+++ RECORDS FOR THE TASK +++
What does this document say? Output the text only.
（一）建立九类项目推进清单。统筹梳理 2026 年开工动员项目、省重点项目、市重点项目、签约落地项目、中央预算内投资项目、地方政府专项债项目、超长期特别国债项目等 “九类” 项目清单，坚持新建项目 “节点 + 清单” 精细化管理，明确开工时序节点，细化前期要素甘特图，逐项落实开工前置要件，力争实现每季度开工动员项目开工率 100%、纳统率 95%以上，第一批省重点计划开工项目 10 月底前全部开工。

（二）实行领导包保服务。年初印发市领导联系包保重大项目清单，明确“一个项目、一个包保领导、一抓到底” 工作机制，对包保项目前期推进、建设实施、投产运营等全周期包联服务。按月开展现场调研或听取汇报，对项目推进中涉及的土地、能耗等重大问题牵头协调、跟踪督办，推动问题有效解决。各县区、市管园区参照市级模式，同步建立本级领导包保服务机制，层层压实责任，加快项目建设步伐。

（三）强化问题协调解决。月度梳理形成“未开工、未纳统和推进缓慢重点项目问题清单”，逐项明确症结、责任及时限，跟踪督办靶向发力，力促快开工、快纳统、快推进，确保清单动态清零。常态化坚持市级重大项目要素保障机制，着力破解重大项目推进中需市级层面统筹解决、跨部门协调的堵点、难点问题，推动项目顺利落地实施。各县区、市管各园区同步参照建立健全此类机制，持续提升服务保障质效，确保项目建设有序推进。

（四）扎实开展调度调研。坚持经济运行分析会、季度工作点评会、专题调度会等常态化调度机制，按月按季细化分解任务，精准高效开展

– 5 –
+++
+++ RECORDS FOR THE TASK +++
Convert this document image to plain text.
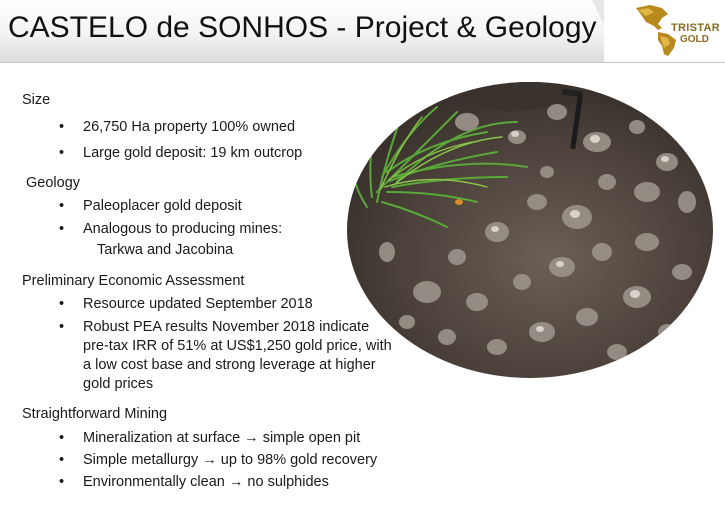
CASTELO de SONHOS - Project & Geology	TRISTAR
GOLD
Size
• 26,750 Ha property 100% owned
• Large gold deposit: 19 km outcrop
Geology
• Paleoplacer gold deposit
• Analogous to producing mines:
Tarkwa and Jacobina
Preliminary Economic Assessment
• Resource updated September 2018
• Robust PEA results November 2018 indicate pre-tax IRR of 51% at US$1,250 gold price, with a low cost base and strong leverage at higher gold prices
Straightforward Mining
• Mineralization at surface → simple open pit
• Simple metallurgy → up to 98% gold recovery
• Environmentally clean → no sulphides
+++
+++ RECORDS FOR THE TASK +++
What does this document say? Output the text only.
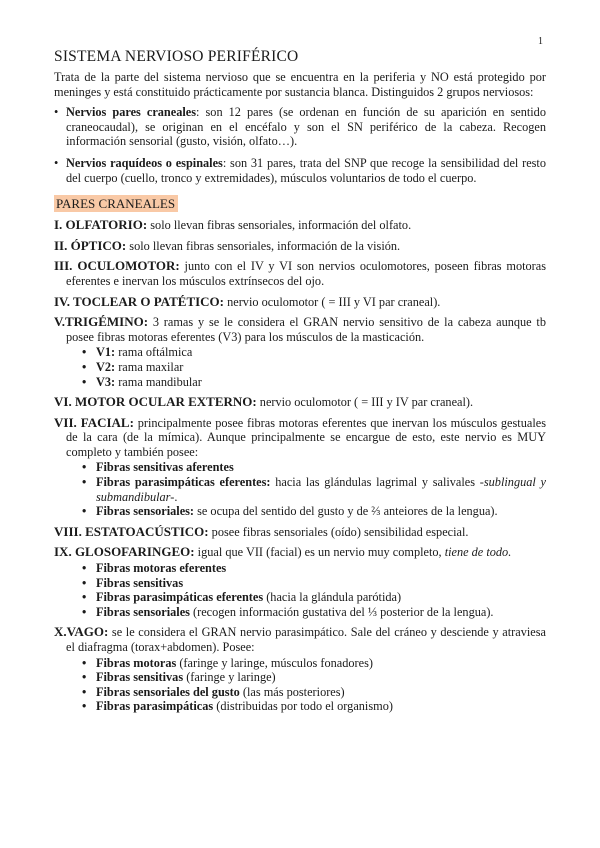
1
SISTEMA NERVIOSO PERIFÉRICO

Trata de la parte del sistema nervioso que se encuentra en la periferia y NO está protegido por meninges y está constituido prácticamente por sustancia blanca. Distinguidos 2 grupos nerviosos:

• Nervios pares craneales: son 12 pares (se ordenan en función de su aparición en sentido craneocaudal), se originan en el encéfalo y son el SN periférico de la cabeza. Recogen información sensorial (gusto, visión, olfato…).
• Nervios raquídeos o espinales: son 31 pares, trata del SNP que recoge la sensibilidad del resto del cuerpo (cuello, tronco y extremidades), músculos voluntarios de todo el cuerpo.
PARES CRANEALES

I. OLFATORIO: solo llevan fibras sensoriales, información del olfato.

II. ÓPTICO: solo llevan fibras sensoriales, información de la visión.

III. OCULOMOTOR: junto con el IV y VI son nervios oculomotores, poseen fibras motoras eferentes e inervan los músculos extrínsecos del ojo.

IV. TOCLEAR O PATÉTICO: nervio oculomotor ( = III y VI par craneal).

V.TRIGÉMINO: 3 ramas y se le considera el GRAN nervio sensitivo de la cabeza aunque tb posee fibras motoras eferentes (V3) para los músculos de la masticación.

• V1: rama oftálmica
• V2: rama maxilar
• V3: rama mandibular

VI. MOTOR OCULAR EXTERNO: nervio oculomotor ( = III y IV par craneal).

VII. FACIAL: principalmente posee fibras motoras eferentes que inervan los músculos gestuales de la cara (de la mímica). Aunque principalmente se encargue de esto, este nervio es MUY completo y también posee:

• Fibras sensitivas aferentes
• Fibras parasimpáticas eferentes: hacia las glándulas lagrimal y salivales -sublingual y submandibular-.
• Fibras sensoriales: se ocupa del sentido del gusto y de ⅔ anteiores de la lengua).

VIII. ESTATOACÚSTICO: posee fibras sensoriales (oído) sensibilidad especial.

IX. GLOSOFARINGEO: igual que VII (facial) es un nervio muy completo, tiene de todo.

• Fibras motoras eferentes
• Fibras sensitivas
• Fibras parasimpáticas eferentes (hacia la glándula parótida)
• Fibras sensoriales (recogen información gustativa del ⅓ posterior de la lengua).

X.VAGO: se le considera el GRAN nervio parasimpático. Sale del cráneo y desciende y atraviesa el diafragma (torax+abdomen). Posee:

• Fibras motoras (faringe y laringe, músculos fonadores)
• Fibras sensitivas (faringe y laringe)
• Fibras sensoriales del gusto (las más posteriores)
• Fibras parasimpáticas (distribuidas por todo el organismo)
+++
> **INSTRUCTIONS FOR THE TASK**:
Find every line in the records that contains the word "olfato"; copy those lines.

> **OUTPUT**:
• Nervios pares craneales: son 12 pares (se ordenan en función de su aparición en sentido craneocaudal), se originan en el encéfalo y son el SN periférico de la cabeza. Recogen información sensorial (gusto, visión, olfato…).
I. OLFATORIO: solo llevan fibras sensoriales, información del olfato.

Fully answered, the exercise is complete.